Work to be completed:
From the entries below, copy every line holding the word "Direkte".

-- begin Supplied material --

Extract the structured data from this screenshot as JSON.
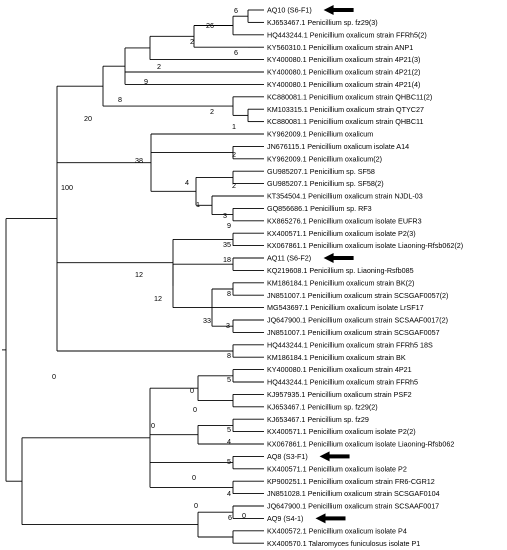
{
  "tree": {
    "leaves": [
      {
        "label": "AQ10 (S6-F1)",
        "arrow": true
      },
      {
        "label": "KJ653467.1 Penicillium sp. fz29(3)"
      },
      {
        "label": "HQ443244.1 Penicillium oxalicum strain FFRh5(2)"
      },
      {
        "label": "KY560310.1 Penicillium oxalicum strain ANP1"
      },
      {
        "label": "KY400080.1 Penicillium oxalicum strain 4P21(3)"
      },
      {
        "label": "KY400080.1 Penicillium oxalicum strain 4P21(2)"
      },
      {
        "label": "KY400080.1 Penicillium oxalicum strain 4P21(4)"
      },
      {
        "label": "KC880081.1 Penicillium oxalicum strain QHBC11(2)"
      },
      {
        "label": "KM103315.1 Penicillium oxalicum strain QTYC27"
      },
      {
        "label": "KC880081.1 Penicillium oxalicum strain QHBC11"
      },
      {
        "label": "KY962009.1 Penicillium oxalicum"
      },
      {
        "label": "JN676115.1 Penicillium oxalicum isolate A14"
      },
      {
        "label": "KY962009.1 Penicillium oxalicum(2)"
      },
      {
        "label": "GU985207.1 Penicillium sp. SF58"
      },
      {
        "label": "GU985207.1 Penicillium sp. SF58(2)"
      },
      {
        "label": "KT354504.1 Penicillium oxalicum strain NJDL-03"
      },
      {
        "label": "GQ856686.1 Penicillium sp. RF3"
      },
      {
        "label": "KX865276.1 Penicillium oxalicum isolate EUFR3"
      },
      {
        "label": "KX400571.1 Penicillium oxalicum isolate P2(3)"
      },
      {
        "label": "KX067861.1 Penicillium oxalicum isolate Liaoning-Rfsb062(2)"
      },
      {
        "label": "AQ11 (S6-F2)",
        "arrow": true
      },
      {
        "label": "KQ219608.1 Penicillium sp. Liaoning-Rsfb085"
      },
      {
        "label": "KM186184.1 Penicillium oxalicum strain BK(2)"
      },
      {
        "label": "JN851007.1 Penicillium oxalicum strain SCSGAF0057(2)"
      },
      {
        "label": "MG543697.1 Penicillium oxalicum isolate LrSF17"
      },
      {
        "label": "JQ647900.1 Penicillium oxalicum strain SCSAAF0017(2)"
      },
      {
        "label": "JN851007.1 Penicillium oxalicum strain SCSGAF0057"
      },
      {
        "label": "HQ443244.1 Penicillium oxalicum strain FFRh5 18S"
      },
      {
        "label": "KM186184.1 Penicillium oxalicum strain BK"
      },
      {
        "label": "KY400080.1 Penicillium oxalicum strain 4P21"
      },
      {
        "label": "HQ443244.1 Penicillium oxalicum strain FFRh5"
      },
      {
        "label": "KJ957935.1 Penicillium oxalicum strain PSF2"
      },
      {
        "label": "KJ653467.1 Penicillium sp. fz29(2)"
      },
      {
        "label": "KJ653467.1 Penicillium sp. fz29"
      },
      {
        "label": "KX400571.1 Penicillium oxalicum isolate P2(2)"
      },
      {
        "label": "KX067861.1 Penicillium oxalicum isolate Liaoning-Rfsb062"
      },
      {
        "label": "AQ8 (S3-F1)",
        "arrow": true
      },
      {
        "label": "KX400571.1 Penicillium oxalicum isolate P2"
      },
      {
        "label": "KP900251.1 Penicillium oxalicum strain FR6-CGR12"
      },
      {
        "label": "JN851028.1 Penicillium oxalicum strain SCSGAF0104"
      },
      {
        "label": "JQ647900.1 Penicillium oxalicum strain SCSAAF0017"
      },
      {
        "label": "AQ9 (S4-1)",
        "arrow": true
      },
      {
        "label": "KX400572.1 Penicillium oxalicum isolate P4"
      },
      {
        "label": "KX400570.1 Talaromyces funiculosus isolate P1"
      }
    ],
    "supports": [
      "6",
      "26",
      "2",
      "6",
      "2",
      "9",
      "8",
      "2",
      "1",
      "20",
      "2",
      "38",
      "4",
      "2",
      "1",
      "3",
      "9",
      "100",
      "35",
      "12",
      "18",
      "8",
      "12",
      "33",
      "3",
      "8",
      "0",
      "5",
      "0",
      "0",
      "5",
      "4",
      "0",
      "5",
      "0",
      "4",
      "0",
      "6",
      "0"
    ]
  }
}
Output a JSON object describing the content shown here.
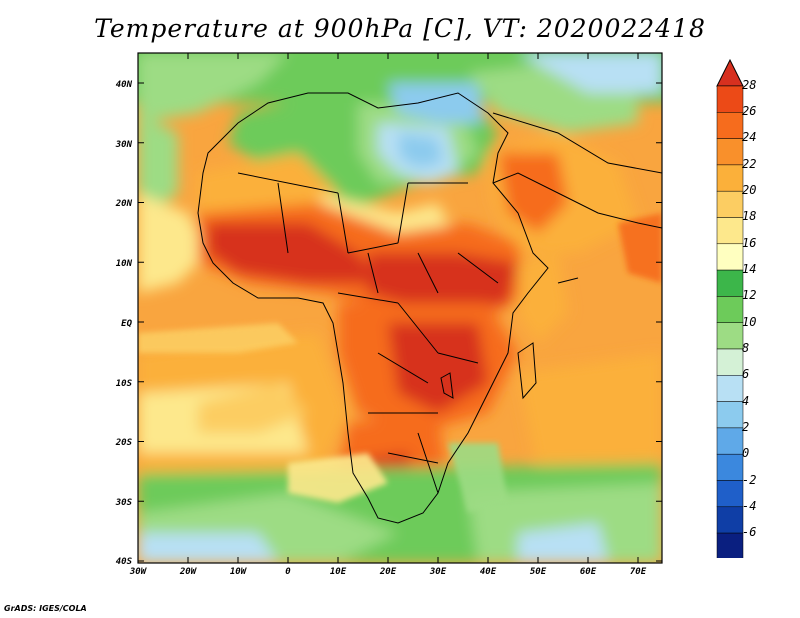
{
  "title": "Temperature at 900hPa [C], VT: 2020022418",
  "footer": "GrADS: IGES/COLA",
  "map": {
    "lon_range": [
      -30,
      75
    ],
    "lat_range": [
      -40,
      45
    ],
    "lon_ticks": [
      "30W",
      "20W",
      "10W",
      "0",
      "10E",
      "20E",
      "30E",
      "40E",
      "50E",
      "60E",
      "70E"
    ],
    "lat_ticks": [
      "40N",
      "30N",
      "20N",
      "10N",
      "EQ",
      "10S",
      "20S",
      "30S",
      "40S"
    ]
  },
  "colorbar": {
    "labels": [
      "28",
      "26",
      "24",
      "22",
      "20",
      "18",
      "16",
      "14",
      "12",
      "10",
      "8",
      "6",
      "4",
      "2",
      "0",
      "-2",
      "-4",
      "-6"
    ],
    "colors": [
      "#d7301f",
      "#ec4a17",
      "#f66c1d",
      "#f9902b",
      "#fbb03a",
      "#fccd62",
      "#fde88c",
      "#ffffc0",
      "#3cb64a",
      "#6dcb5a",
      "#9ddc84",
      "#d4f1d6",
      "#b8e0f4",
      "#8ccbee",
      "#5fa9e8",
      "#3b88de",
      "#1f5fc9",
      "#0f3ea6",
      "#0a1f80",
      "#e0e0ff"
    ]
  },
  "colors": {
    "ocean_warm": "#f5a44a",
    "ocean_cool": "#fde88c",
    "cold_north": "#6dcb5a",
    "hot_core": "#d7301f",
    "coastline": "#000000"
  }
}
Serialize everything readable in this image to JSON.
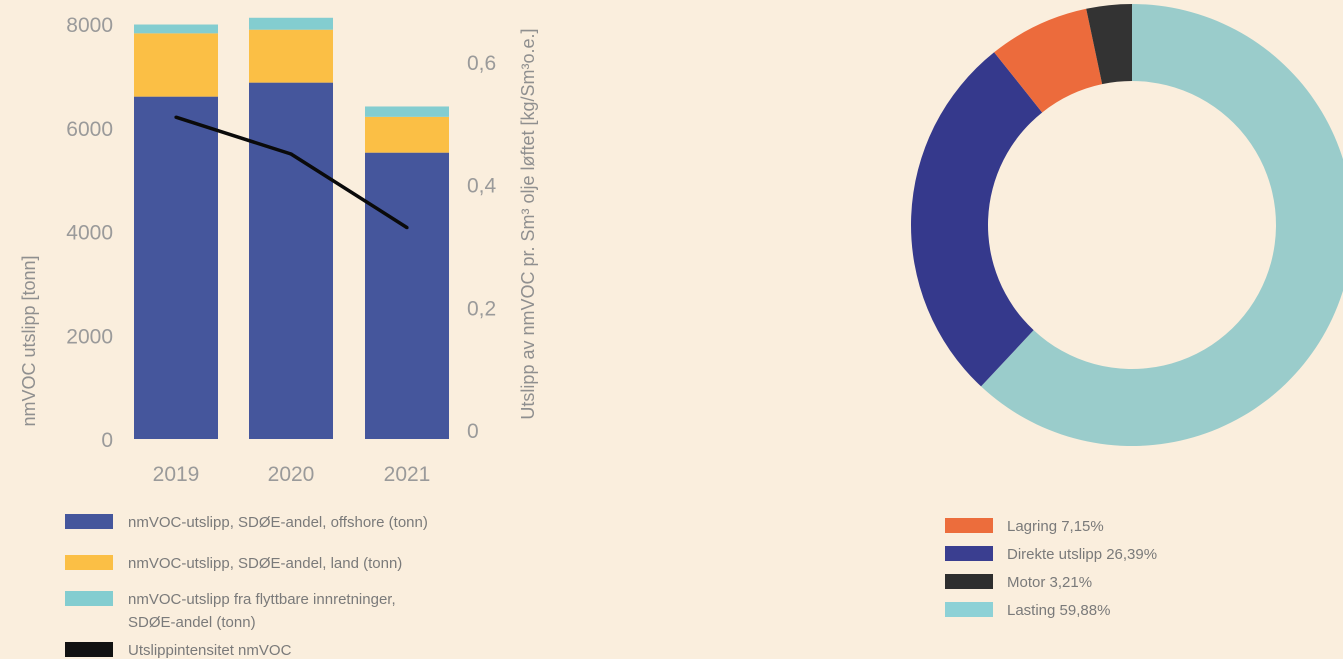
{
  "chart_data": [
    {
      "type": "bar",
      "stacked": true,
      "categories": [
        "2019",
        "2020",
        "2021"
      ],
      "series": [
        {
          "name": "nmVOC-utslipp, SDØE-andel, offshore (tonn)",
          "values": [
            6600,
            6870,
            5520
          ],
          "color": "#45569c",
          "axis": "left"
        },
        {
          "name": "nmVOC-utslipp, SDØE-andel, land (tonn)",
          "values": [
            1220,
            1020,
            690
          ],
          "color": "#fbbf45",
          "axis": "left"
        },
        {
          "name_lines": [
            "nmVOC-utslipp fra flyttbare innretninger,",
            "SDØE-andel (tonn)"
          ],
          "values": [
            170,
            230,
            200
          ],
          "color": "#83cdd0",
          "axis": "left"
        },
        {
          "name": "Utslippintensitet nmVOC",
          "type": "line",
          "values": [
            0.51,
            0.45,
            0.33
          ],
          "color": "#0a0a0a",
          "legend_color": "#111111",
          "axis": "right"
        }
      ],
      "ylabel": "nmVOC utslipp [tonn]",
      "ylim": [
        0,
        8000
      ],
      "yticks": [
        0,
        2000,
        4000,
        6000,
        8000
      ],
      "ytick_labels": [
        "0",
        "2000",
        "4000",
        "6000",
        "8000"
      ],
      "y2label": "Utslipp av nmVOC pr. Sm³  olje løftet [kg/Sm³o.e.]",
      "y2lim": [
        0,
        0.6
      ],
      "y2ticks": [
        0,
        0.2,
        0.4,
        0.6
      ],
      "y2tick_labels": [
        "0",
        "0,2",
        "0,4",
        "0,6"
      ],
      "grid": false,
      "legend_position": "bottom"
    },
    {
      "type": "pie",
      "donut": true,
      "slices": [
        {
          "label": "Lasting 59,88%",
          "value": 59.88,
          "color": "#9acccb",
          "legend_color": "#8dd1d6"
        },
        {
          "label": "Direkte utslipp 26,39%",
          "value": 26.39,
          "color": "#35398c",
          "legend_color": "#3a3e90"
        },
        {
          "label": "Lagring 7,15%",
          "value": 7.15,
          "color": "#ec6b3c",
          "legend_color": "#ec6d3c"
        },
        {
          "label": "Motor 3,21%",
          "value": 3.21,
          "color": "#333333",
          "legend_color": "#2e2e2e"
        }
      ],
      "legend_order": [
        "Lagring 7,15%",
        "Direkte utslipp 26,39%",
        "Motor 3,21%",
        "Lasting 59,88%"
      ],
      "legend_position": "bottom"
    }
  ]
}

-- end Supplied material --

Output of the exercise:
          "label": "Direkte utslipp 26,39%",
        "Direkte utslipp 26,39%",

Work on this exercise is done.